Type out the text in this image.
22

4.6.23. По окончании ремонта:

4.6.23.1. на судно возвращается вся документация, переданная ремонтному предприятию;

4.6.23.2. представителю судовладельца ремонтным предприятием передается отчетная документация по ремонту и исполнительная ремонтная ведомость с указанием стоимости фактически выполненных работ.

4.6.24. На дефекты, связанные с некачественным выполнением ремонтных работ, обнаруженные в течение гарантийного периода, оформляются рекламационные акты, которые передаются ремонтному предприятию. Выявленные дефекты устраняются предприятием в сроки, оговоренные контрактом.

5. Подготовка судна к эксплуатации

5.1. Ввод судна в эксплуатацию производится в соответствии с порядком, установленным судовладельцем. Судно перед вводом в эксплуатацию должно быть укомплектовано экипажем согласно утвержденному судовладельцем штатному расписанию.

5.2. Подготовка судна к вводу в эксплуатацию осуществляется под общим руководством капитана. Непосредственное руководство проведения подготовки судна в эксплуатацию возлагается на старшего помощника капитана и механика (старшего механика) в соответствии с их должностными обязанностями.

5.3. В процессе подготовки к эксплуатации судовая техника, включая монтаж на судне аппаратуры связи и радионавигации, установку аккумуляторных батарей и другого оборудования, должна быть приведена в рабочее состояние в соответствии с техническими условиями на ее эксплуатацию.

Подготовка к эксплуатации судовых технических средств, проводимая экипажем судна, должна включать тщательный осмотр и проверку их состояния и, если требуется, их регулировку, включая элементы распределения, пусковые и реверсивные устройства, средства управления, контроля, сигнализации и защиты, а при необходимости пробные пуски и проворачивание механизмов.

▶ **Problem details**:
Looking at the material above, count the lines containing the string "быть" and reply with the count alone.

▶ **Finished task**:
2